__Data rows__.

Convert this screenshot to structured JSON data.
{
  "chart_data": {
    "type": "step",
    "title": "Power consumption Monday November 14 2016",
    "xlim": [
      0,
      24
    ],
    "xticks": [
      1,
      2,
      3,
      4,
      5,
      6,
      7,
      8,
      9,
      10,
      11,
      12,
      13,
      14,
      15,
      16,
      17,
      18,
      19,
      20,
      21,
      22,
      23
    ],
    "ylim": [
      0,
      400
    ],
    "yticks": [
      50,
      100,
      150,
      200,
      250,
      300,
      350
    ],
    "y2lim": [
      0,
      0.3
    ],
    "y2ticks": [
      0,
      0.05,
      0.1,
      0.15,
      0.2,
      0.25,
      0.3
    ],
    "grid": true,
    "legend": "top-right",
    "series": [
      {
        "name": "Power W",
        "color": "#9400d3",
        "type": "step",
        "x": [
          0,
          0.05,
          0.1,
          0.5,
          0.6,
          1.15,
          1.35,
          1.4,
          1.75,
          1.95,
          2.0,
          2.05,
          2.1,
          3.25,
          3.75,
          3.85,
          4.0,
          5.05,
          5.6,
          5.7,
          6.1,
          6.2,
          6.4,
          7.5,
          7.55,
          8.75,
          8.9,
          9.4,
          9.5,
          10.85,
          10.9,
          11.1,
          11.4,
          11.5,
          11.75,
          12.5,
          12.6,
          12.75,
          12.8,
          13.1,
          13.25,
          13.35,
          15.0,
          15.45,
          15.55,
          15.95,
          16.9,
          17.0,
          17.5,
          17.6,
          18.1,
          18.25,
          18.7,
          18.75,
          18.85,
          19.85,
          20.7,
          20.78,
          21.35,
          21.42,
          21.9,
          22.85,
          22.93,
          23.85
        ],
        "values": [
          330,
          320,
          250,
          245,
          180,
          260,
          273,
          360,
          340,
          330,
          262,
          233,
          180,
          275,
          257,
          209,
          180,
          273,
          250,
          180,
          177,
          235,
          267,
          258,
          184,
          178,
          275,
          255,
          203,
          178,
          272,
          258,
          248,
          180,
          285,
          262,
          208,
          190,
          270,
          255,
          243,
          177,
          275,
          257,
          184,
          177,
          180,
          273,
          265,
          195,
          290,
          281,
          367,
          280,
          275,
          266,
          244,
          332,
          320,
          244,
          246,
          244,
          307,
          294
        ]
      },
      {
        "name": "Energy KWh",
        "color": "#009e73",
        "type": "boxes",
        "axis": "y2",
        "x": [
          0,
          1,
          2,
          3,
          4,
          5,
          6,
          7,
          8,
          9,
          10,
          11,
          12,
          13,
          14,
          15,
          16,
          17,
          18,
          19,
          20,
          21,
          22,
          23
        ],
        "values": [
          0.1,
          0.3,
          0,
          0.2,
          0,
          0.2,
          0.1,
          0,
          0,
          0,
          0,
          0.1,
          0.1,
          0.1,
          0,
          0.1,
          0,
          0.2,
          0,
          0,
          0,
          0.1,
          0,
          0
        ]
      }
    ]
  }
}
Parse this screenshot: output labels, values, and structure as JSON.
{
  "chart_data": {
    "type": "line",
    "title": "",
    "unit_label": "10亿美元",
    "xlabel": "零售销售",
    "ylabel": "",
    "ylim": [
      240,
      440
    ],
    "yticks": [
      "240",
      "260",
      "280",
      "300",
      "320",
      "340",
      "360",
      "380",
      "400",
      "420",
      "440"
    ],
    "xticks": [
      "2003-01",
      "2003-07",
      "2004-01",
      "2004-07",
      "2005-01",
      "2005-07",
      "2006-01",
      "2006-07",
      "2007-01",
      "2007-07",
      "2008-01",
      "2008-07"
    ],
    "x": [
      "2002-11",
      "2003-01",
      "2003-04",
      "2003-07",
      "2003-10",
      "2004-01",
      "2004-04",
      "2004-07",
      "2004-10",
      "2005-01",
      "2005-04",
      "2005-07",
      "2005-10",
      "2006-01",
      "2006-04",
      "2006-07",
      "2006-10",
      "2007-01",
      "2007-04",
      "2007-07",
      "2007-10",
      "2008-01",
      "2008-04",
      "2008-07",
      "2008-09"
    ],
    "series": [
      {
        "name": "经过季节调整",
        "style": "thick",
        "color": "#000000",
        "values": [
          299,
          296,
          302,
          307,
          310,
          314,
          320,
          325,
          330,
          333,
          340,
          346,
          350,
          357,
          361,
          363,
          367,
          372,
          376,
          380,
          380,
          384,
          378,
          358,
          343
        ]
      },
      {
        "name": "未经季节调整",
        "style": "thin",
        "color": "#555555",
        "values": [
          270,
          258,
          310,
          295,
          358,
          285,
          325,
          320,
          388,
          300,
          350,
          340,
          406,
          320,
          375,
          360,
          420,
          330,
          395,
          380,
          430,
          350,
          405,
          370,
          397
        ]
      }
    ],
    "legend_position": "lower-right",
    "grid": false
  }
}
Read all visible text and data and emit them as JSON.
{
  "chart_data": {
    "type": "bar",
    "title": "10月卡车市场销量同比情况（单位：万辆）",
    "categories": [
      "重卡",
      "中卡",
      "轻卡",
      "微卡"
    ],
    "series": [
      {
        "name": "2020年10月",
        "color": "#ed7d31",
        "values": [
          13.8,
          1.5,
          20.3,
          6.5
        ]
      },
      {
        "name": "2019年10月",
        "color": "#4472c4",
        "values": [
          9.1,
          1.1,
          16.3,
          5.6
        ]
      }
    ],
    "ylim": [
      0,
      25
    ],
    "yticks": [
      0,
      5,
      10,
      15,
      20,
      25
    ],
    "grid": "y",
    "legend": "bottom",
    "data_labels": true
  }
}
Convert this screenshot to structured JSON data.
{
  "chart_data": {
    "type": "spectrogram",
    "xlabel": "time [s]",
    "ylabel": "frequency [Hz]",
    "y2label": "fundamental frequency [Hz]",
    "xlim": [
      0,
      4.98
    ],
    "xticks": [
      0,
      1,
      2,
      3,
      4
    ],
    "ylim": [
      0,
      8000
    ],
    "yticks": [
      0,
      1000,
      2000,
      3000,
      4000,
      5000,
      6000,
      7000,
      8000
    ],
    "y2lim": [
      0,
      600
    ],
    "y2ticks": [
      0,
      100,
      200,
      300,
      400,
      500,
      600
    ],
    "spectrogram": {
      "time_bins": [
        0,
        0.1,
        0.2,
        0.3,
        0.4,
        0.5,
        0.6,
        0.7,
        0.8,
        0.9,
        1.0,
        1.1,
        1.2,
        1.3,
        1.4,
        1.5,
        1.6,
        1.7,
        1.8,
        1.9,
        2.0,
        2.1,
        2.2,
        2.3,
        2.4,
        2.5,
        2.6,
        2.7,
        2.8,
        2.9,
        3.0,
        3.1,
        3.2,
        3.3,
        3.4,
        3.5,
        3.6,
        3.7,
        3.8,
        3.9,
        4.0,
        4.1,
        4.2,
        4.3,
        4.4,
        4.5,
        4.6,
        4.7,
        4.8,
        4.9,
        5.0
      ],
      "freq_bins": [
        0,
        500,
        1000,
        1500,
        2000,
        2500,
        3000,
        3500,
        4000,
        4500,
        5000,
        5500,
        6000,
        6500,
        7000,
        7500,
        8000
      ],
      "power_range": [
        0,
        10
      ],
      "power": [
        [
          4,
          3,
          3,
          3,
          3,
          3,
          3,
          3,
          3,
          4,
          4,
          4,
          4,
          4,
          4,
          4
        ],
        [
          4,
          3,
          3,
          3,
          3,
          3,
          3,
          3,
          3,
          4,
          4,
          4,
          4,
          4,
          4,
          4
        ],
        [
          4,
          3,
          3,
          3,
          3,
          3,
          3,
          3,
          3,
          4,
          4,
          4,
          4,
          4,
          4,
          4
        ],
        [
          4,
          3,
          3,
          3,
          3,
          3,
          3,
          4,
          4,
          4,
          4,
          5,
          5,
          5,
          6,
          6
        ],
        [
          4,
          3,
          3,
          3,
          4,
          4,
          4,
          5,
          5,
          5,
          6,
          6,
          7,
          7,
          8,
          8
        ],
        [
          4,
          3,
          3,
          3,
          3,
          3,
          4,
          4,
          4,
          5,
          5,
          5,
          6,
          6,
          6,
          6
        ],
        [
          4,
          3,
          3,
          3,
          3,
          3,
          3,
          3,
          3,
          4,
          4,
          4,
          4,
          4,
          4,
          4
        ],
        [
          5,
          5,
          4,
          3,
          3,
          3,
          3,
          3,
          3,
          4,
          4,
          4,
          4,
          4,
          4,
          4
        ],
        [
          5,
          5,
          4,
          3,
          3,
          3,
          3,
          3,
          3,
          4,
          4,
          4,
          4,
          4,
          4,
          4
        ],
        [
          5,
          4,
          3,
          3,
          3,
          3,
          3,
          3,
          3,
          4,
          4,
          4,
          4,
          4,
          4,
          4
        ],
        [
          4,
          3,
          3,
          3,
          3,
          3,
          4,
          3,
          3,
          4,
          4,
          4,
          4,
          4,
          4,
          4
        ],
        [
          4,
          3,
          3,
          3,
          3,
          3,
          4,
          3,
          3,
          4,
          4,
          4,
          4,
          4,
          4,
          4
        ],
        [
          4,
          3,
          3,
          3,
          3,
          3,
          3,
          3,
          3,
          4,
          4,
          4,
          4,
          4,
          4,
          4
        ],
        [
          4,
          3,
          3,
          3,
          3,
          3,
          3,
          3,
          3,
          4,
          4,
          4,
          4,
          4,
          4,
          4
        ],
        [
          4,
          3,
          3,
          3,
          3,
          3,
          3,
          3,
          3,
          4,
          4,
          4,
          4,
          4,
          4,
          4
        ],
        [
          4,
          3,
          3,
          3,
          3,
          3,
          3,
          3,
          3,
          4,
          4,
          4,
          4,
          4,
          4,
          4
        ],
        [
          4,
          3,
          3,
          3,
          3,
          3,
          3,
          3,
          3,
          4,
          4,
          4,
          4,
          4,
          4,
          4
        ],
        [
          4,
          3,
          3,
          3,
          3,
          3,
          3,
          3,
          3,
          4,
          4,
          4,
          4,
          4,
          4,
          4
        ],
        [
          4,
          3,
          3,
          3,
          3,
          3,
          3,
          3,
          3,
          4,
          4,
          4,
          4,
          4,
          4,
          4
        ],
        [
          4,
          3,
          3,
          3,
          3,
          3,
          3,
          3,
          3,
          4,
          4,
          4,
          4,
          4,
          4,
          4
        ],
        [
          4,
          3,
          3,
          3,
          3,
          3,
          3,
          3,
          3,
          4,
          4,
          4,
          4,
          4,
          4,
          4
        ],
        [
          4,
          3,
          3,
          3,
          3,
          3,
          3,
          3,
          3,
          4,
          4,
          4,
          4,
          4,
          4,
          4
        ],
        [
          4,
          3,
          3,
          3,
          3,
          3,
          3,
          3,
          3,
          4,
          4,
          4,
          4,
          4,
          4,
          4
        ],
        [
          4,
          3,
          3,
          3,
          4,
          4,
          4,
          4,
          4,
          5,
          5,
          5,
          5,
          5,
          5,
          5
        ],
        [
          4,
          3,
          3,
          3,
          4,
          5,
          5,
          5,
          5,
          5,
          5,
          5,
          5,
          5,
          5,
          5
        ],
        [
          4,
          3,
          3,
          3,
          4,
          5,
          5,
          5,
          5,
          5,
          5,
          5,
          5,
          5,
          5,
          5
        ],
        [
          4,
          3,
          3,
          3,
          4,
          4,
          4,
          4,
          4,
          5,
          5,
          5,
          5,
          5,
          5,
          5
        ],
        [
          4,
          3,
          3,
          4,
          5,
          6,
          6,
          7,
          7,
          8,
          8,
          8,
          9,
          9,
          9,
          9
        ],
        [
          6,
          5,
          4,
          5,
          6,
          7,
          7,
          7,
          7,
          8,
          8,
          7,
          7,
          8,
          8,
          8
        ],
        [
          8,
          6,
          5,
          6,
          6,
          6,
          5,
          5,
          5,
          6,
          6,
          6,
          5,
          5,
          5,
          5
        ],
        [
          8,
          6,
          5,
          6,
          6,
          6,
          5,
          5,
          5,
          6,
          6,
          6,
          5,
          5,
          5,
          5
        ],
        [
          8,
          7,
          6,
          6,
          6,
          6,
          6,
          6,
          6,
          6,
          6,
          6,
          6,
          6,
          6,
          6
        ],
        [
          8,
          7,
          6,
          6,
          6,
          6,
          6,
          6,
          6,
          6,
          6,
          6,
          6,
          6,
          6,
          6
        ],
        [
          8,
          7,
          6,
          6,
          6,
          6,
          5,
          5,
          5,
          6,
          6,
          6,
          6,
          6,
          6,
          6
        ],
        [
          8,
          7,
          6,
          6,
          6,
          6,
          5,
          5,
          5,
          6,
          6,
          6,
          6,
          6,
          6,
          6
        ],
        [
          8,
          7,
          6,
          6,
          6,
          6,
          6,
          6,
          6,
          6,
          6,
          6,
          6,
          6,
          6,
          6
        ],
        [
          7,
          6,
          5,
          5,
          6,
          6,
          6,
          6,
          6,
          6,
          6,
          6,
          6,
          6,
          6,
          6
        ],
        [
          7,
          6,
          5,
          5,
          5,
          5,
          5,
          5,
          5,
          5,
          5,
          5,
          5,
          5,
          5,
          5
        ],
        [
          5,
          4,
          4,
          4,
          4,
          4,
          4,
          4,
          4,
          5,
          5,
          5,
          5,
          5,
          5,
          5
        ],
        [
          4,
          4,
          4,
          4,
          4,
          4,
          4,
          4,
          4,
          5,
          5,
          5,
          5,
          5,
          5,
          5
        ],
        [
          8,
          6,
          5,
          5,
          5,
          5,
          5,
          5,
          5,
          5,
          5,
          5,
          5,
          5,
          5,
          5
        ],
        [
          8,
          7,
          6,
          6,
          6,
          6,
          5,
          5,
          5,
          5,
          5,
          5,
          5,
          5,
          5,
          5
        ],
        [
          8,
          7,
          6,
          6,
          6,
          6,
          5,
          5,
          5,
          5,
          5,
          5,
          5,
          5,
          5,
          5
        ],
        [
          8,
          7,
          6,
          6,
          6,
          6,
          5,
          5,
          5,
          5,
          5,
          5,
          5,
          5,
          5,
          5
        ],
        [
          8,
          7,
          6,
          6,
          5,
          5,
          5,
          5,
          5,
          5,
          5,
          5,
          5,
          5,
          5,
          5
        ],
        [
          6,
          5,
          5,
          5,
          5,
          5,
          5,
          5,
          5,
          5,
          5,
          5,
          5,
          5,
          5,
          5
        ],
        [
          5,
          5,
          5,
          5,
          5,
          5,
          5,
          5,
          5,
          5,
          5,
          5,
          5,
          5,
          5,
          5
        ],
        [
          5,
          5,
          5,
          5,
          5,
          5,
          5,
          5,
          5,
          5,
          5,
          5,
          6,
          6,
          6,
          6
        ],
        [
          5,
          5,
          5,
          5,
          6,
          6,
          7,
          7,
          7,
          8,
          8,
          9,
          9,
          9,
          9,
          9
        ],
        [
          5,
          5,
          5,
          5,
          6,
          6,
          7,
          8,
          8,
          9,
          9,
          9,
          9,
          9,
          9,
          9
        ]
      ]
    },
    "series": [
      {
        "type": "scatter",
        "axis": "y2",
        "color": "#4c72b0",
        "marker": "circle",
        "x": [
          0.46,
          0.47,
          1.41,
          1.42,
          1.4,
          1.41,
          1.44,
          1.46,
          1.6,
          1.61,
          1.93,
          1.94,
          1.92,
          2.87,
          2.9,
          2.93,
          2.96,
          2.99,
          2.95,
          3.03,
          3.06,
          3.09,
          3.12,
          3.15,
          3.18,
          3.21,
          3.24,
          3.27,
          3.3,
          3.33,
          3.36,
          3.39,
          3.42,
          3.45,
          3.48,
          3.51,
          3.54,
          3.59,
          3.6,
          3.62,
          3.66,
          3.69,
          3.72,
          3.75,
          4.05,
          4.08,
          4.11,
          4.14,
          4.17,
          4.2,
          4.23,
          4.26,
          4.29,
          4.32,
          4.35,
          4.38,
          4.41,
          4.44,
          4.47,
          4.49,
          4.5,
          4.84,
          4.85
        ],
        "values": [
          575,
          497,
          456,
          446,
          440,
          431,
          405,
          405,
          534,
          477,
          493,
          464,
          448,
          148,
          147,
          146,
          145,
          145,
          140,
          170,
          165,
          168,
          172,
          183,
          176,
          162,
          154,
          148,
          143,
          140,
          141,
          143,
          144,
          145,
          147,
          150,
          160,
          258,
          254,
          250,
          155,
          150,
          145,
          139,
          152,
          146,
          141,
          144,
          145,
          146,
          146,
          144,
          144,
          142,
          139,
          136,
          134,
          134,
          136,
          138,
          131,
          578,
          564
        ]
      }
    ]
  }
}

__What the exercise asks__.
Provide solely the number of lines in the data that include the word "frequency".

__Exercise result__.
2